**WHAT IS BEING ASKED:**
Examine the entries and show every line in which the word "Туапсинский" is found.

[Saved entries]
>> begin
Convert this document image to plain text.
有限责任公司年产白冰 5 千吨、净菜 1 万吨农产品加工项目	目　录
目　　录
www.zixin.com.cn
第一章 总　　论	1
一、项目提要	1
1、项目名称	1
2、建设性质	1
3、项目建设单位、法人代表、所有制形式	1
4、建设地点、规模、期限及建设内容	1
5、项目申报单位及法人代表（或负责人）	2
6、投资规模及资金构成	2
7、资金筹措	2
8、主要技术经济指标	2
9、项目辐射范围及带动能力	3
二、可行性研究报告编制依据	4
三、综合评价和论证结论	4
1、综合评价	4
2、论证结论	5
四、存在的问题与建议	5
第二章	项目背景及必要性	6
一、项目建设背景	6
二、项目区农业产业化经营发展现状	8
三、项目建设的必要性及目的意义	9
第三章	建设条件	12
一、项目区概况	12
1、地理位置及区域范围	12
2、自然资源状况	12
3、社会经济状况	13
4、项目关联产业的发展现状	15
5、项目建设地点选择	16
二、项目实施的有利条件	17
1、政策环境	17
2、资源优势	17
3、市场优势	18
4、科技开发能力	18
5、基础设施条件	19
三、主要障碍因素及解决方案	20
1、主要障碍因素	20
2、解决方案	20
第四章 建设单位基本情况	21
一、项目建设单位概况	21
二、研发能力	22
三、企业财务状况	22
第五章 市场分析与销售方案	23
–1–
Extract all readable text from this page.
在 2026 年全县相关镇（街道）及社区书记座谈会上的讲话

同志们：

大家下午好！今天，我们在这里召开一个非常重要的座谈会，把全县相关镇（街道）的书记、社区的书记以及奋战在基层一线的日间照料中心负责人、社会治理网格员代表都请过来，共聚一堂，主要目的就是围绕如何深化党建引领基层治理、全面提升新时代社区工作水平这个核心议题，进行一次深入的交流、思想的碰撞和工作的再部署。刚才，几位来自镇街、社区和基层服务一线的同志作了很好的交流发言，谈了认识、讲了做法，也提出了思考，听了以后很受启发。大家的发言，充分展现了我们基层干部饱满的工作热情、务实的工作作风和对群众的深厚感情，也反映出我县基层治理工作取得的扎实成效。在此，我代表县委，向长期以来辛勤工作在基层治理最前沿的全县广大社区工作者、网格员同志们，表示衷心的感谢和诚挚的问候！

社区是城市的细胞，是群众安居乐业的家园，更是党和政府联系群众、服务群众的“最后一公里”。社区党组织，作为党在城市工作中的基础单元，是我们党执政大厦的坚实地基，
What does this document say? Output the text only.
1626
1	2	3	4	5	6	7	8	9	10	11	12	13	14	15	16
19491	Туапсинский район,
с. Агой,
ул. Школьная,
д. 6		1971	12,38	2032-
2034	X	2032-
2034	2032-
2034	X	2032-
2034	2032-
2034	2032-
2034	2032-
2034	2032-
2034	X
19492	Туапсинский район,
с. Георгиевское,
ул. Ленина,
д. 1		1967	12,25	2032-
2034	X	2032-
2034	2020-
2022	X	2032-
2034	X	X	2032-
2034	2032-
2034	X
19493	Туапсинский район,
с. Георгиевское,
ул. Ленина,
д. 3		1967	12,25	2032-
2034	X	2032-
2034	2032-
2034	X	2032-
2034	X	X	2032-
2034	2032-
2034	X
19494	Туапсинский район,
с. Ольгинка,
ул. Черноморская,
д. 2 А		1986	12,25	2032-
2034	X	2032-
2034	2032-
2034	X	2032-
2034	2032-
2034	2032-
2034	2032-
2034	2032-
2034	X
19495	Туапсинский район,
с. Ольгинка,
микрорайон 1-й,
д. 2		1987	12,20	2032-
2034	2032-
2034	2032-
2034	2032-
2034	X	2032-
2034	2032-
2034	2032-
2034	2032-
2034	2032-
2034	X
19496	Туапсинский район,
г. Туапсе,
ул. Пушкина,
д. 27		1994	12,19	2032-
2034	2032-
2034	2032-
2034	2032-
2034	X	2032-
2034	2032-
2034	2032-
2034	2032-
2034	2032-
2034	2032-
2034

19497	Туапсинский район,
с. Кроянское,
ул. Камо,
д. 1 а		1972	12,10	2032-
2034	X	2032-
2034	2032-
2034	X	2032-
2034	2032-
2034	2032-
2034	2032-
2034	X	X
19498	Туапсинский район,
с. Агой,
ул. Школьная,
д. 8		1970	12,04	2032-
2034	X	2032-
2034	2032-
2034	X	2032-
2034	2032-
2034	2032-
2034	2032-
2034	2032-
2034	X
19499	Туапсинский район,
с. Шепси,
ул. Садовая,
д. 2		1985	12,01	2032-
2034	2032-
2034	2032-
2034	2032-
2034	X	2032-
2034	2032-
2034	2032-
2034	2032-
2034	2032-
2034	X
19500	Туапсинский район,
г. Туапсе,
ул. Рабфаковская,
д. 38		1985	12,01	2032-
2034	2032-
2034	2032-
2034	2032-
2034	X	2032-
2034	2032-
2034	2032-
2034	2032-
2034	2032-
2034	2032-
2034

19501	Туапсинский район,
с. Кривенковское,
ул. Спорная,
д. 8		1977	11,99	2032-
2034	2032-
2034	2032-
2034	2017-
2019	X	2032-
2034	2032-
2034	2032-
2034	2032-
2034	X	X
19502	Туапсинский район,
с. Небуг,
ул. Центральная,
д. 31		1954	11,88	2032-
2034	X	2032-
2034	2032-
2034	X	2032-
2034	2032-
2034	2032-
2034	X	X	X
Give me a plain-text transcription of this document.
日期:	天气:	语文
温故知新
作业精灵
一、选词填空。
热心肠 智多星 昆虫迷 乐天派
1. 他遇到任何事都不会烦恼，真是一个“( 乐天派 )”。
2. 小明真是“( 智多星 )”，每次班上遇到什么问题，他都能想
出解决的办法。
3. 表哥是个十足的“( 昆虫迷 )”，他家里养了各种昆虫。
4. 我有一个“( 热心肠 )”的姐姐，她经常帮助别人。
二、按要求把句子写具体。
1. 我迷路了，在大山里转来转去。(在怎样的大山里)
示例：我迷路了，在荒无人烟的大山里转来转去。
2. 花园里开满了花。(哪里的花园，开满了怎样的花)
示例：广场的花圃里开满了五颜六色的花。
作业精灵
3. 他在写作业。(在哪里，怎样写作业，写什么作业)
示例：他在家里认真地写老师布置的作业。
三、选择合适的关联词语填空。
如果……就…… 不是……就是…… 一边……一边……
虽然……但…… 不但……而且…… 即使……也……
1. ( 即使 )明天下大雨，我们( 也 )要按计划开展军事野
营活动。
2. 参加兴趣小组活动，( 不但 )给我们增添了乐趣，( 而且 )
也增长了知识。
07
>> end
**RESPONSE TO THE EXERCISE:**
19491	Туапсинский район,
19492	Туапсинский район,
19493	Туапсинский район,
19494	Туапсинский район,
19495	Туапсинский район,
19496	Туапсинский район,
19497	Туапсинский район,
19498	Туапсинский район,
19499	Туапсинский район,
19500	Туапсинский район,
19501	Туапсинский район,
19502	Туапсинский район,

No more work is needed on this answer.